- **WHAT TO PRODUCE**: Transcribe the lines below verbatim, skipping the images.

- **ENTRIES SHOWN**:
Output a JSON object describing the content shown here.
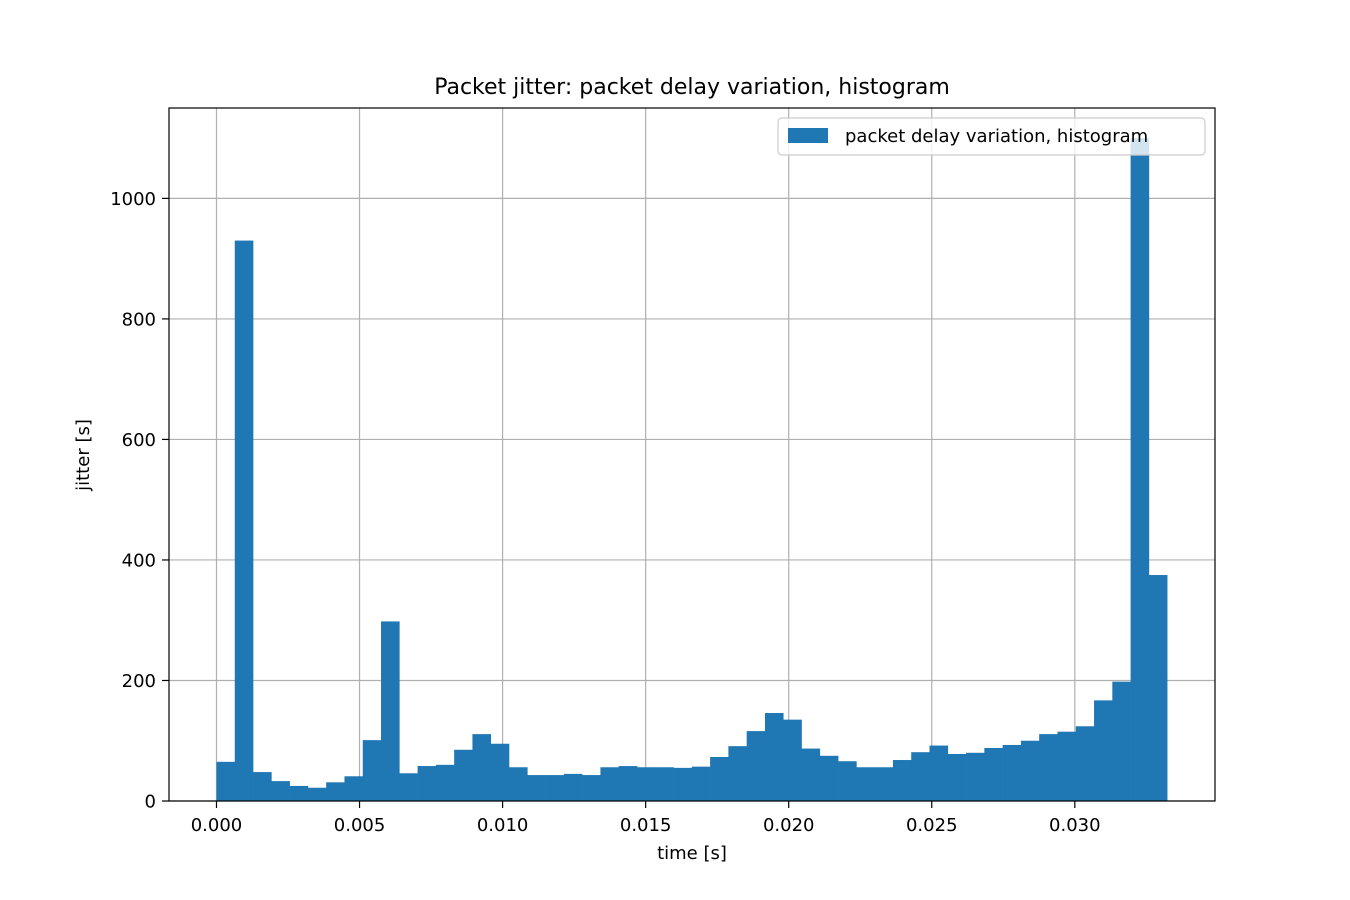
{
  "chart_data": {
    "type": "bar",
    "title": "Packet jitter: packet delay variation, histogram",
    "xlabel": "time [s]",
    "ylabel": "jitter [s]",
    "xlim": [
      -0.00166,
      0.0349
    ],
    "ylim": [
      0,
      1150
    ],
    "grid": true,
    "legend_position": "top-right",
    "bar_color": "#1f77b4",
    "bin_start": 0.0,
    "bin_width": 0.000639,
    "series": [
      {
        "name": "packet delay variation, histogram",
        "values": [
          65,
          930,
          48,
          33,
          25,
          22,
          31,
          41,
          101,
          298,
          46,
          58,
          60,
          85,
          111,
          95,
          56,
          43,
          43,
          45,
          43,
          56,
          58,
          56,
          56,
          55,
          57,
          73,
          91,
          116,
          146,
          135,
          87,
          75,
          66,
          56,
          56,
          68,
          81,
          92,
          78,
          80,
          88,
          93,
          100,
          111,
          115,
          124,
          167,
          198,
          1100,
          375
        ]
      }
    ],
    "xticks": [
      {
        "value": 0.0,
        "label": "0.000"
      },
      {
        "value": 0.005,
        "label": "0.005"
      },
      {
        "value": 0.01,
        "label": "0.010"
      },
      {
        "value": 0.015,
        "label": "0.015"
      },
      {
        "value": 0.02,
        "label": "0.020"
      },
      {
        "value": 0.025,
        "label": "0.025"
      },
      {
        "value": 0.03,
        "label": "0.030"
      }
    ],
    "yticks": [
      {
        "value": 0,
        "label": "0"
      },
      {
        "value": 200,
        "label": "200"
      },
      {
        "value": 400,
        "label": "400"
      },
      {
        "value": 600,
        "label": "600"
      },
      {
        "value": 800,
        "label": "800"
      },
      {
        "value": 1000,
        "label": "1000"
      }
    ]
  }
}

- **SOLUTION TO THIS EXERCISE**:
Output a JSON object describing the content shown here.
{
  "chart_data": {
    "type": "bar",
    "title": "Packet jitter: packet delay variation, histogram",
    "xlabel": "time [s]",
    "ylabel": "jitter [s]",
    "xlim": [
      -0.00166,
      0.0349
    ],
    "ylim": [
      0,
      1150
    ],
    "grid": true,
    "legend_position": "top-right",
    "bar_color": "#1f77b4",
    "bin_start": 0.0,
    "bin_width": 0.000639,
    "series": [
      {
        "name": "packet delay variation, histogram",
        "values": [
          65,
          930,
          48,
          33,
          25,
          22,
          31,
          41,
          101,
          298,
          46,
          58,
          60,
          85,
          111,
          95,
          56,
          43,
          43,
          45,
          43,
          56,
          58,
          56,
          56,
          55,
          57,
          73,
          91,
          116,
          146,
          135,
          87,
          75,
          66,
          56,
          56,
          68,
          81,
          92,
          78,
          80,
          88,
          93,
          100,
          111,
          115,
          124,
          167,
          198,
          1100,
          375
        ]
      }
    ],
    "xticks": [
      {
        "value": 0.0,
        "label": "0.000"
      },
      {
        "value": 0.005,
        "label": "0.005"
      },
      {
        "value": 0.01,
        "label": "0.010"
      },
      {
        "value": 0.015,
        "label": "0.015"
      },
      {
        "value": 0.02,
        "label": "0.020"
      },
      {
        "value": 0.025,
        "label": "0.025"
      },
      {
        "value": 0.03,
        "label": "0.030"
      }
    ],
    "yticks": [
      {
        "value": 0,
        "label": "0"
      },
      {
        "value": 200,
        "label": "200"
      },
      {
        "value": 400,
        "label": "400"
      },
      {
        "value": 600,
        "label": "600"
      },
      {
        "value": 800,
        "label": "800"
      },
      {
        "value": 1000,
        "label": "1000"
      }
    ]
  }
}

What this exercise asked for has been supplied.